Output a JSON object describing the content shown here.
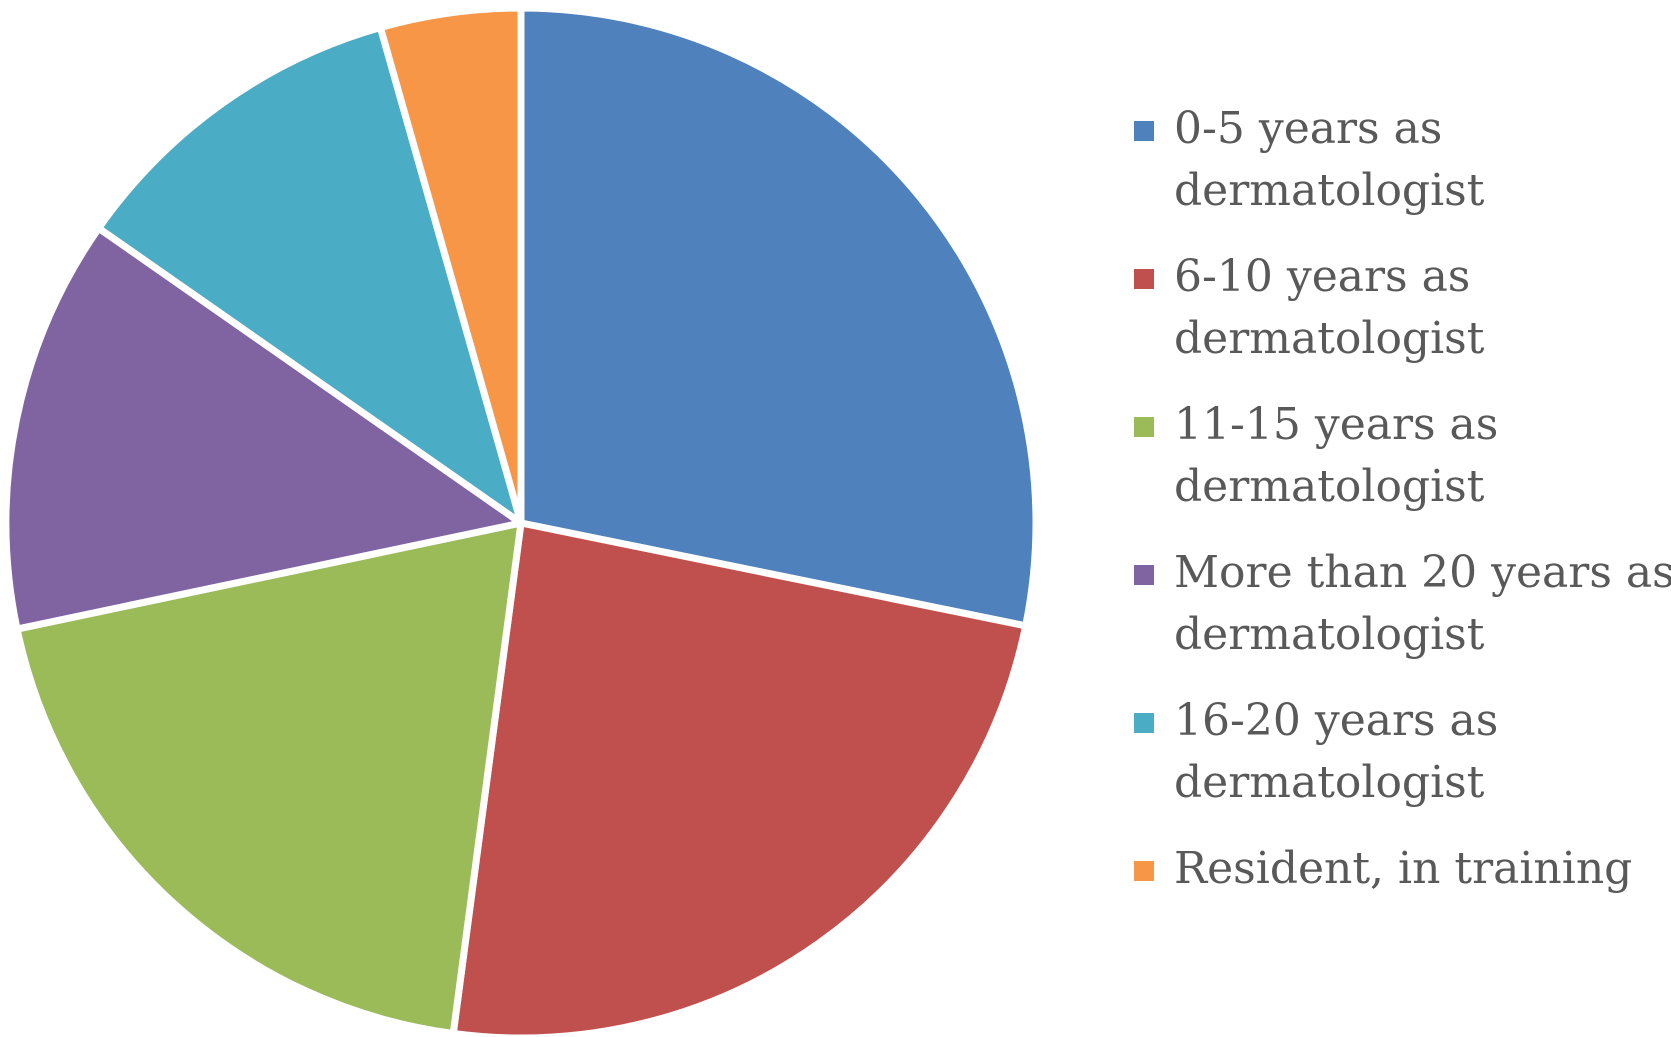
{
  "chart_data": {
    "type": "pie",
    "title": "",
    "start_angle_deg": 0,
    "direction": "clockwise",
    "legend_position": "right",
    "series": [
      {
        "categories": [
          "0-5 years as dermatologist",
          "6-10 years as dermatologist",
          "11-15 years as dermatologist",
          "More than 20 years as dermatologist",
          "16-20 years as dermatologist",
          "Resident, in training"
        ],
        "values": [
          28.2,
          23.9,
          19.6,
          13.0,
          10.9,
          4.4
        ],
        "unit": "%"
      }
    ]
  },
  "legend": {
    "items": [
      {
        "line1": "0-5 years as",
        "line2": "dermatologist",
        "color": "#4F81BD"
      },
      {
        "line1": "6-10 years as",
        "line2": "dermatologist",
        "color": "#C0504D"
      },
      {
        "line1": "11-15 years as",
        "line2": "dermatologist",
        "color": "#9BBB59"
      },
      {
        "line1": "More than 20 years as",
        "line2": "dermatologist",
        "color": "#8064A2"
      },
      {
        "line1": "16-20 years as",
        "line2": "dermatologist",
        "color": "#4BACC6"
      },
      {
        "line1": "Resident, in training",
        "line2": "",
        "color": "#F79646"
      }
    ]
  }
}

◆ Set task: Omit the pictures. Output every record above word for word.

◆ Result of the task:
Output a JSON object describing the content shown here.
{
  "chart_data": {
    "type": "pie",
    "title": "",
    "start_angle_deg": 0,
    "direction": "clockwise",
    "legend_position": "right",
    "series": [
      {
        "categories": [
          "0-5 years as dermatologist",
          "6-10 years as dermatologist",
          "11-15 years as dermatologist",
          "More than 20 years as dermatologist",
          "16-20 years as dermatologist",
          "Resident, in training"
        ],
        "values": [
          28.2,
          23.9,
          19.6,
          13.0,
          10.9,
          4.4
        ],
        "unit": "%"
      }
    ]
  },
  "legend": {
    "items": [
      {
        "line1": "0-5 years as",
        "line2": "dermatologist",
        "color": "#4F81BD"
      },
      {
        "line1": "6-10 years as",
        "line2": "dermatologist",
        "color": "#C0504D"
      },
      {
        "line1": "11-15 years as",
        "line2": "dermatologist",
        "color": "#9BBB59"
      },
      {
        "line1": "More than 20 years as",
        "line2": "dermatologist",
        "color": "#8064A2"
      },
      {
        "line1": "16-20 years as",
        "line2": "dermatologist",
        "color": "#4BACC6"
      },
      {
        "line1": "Resident, in training",
        "line2": "",
        "color": "#F79646"
      }
    ]
  }
}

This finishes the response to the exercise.